The records below need retyping in full; give them again exactly.

━━━ Records provided

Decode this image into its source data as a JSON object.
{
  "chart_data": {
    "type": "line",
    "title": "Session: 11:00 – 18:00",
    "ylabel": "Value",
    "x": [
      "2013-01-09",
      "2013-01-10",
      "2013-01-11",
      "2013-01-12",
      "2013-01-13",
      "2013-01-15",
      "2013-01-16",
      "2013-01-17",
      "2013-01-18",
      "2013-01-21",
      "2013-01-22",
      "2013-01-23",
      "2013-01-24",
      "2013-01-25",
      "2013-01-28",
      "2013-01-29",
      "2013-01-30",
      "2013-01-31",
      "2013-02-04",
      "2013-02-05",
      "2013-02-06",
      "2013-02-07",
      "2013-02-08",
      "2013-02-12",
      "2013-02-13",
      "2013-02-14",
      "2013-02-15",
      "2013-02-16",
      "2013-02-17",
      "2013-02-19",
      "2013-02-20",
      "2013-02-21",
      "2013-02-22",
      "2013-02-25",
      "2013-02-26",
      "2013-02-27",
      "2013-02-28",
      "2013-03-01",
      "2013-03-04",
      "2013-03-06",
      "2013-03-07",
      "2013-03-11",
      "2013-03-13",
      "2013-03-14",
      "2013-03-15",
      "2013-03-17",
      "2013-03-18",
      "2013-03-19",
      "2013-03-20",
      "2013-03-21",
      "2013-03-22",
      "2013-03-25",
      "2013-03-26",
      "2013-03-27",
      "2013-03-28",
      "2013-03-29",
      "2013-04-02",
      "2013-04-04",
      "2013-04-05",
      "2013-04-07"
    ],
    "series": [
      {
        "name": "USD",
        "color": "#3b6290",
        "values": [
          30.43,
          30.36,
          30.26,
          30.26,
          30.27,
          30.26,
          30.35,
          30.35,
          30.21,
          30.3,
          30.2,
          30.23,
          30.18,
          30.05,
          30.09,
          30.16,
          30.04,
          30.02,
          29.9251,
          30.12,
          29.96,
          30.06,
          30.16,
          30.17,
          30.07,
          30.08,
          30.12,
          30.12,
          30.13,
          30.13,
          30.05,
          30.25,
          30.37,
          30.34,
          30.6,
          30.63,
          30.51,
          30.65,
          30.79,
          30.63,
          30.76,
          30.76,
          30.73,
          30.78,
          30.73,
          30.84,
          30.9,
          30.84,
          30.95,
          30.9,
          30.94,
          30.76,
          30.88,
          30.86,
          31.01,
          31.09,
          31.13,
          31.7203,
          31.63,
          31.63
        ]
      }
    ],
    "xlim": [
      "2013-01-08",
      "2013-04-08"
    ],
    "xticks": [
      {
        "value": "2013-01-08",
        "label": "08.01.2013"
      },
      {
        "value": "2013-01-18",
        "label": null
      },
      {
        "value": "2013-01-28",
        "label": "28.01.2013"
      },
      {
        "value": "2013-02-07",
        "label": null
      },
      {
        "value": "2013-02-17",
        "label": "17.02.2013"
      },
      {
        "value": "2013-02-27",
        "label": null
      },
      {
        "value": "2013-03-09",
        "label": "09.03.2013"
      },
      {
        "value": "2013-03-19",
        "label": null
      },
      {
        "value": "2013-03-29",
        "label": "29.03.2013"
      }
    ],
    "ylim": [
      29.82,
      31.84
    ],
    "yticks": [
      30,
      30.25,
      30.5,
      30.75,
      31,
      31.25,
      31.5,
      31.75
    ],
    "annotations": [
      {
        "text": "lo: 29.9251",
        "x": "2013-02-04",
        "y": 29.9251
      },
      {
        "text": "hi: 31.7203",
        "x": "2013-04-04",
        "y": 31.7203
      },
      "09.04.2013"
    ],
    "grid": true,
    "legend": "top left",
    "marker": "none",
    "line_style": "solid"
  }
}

━━━━━━

Result below:
Decode this image into its source data as a JSON object.
{
  "chart_data": {
    "type": "line",
    "title": "Session: 11:00 – 18:00",
    "ylabel": "Value",
    "x": [
      "2013-01-09",
      "2013-01-10",
      "2013-01-11",
      "2013-01-12",
      "2013-01-13",
      "2013-01-15",
      "2013-01-16",
      "2013-01-17",
      "2013-01-18",
      "2013-01-21",
      "2013-01-22",
      "2013-01-23",
      "2013-01-24",
      "2013-01-25",
      "2013-01-28",
      "2013-01-29",
      "2013-01-30",
      "2013-01-31",
      "2013-02-04",
      "2013-02-05",
      "2013-02-06",
      "2013-02-07",
      "2013-02-08",
      "2013-02-12",
      "2013-02-13",
      "2013-02-14",
      "2013-02-15",
      "2013-02-16",
      "2013-02-17",
      "2013-02-19",
      "2013-02-20",
      "2013-02-21",
      "2013-02-22",
      "2013-02-25",
      "2013-02-26",
      "2013-02-27",
      "2013-02-28",
      "2013-03-01",
      "2013-03-04",
      "2013-03-06",
      "2013-03-07",
      "2013-03-11",
      "2013-03-13",
      "2013-03-14",
      "2013-03-15",
      "2013-03-17",
      "2013-03-18",
      "2013-03-19",
      "2013-03-20",
      "2013-03-21",
      "2013-03-22",
      "2013-03-25",
      "2013-03-26",
      "2013-03-27",
      "2013-03-28",
      "2013-03-29",
      "2013-04-02",
      "2013-04-04",
      "2013-04-05",
      "2013-04-07"
    ],
    "series": [
      {
        "name": "USD",
        "color": "#3b6290",
        "values": [
          30.43,
          30.36,
          30.26,
          30.26,
          30.27,
          30.26,
          30.35,
          30.35,
          30.21,
          30.3,
          30.2,
          30.23,
          30.18,
          30.05,
          30.09,
          30.16,
          30.04,
          30.02,
          29.9251,
          30.12,
          29.96,
          30.06,
          30.16,
          30.17,
          30.07,
          30.08,
          30.12,
          30.12,
          30.13,
          30.13,
          30.05,
          30.25,
          30.37,
          30.34,
          30.6,
          30.63,
          30.51,
          30.65,
          30.79,
          30.63,
          30.76,
          30.76,
          30.73,
          30.78,
          30.73,
          30.84,
          30.9,
          30.84,
          30.95,
          30.9,
          30.94,
          30.76,
          30.88,
          30.86,
          31.01,
          31.09,
          31.13,
          31.7203,
          31.63,
          31.63
        ]
      }
    ],
    "xlim": [
      "2013-01-08",
      "2013-04-08"
    ],
    "xticks": [
      {
        "value": "2013-01-08",
        "label": "08.01.2013"
      },
      {
        "value": "2013-01-18",
        "label": null
      },
      {
        "value": "2013-01-28",
        "label": "28.01.2013"
      },
      {
        "value": "2013-02-07",
        "label": null
      },
      {
        "value": "2013-02-17",
        "label": "17.02.2013"
      },
      {
        "value": "2013-02-27",
        "label": null
      },
      {
        "value": "2013-03-09",
        "label": "09.03.2013"
      },
      {
        "value": "2013-03-19",
        "label": null
      },
      {
        "value": "2013-03-29",
        "label": "29.03.2013"
      }
    ],
    "ylim": [
      29.82,
      31.84
    ],
    "yticks": [
      30,
      30.25,
      30.5,
      30.75,
      31,
      31.25,
      31.5,
      31.75
    ],
    "annotations": [
      {
        "text": "lo: 29.9251",
        "x": "2013-02-04",
        "y": 29.9251
      },
      {
        "text": "hi: 31.7203",
        "x": "2013-04-04",
        "y": 31.7203
      },
      "09.04.2013"
    ],
    "grid": true,
    "legend": "top left",
    "marker": "none",
    "line_style": "solid"
  }
}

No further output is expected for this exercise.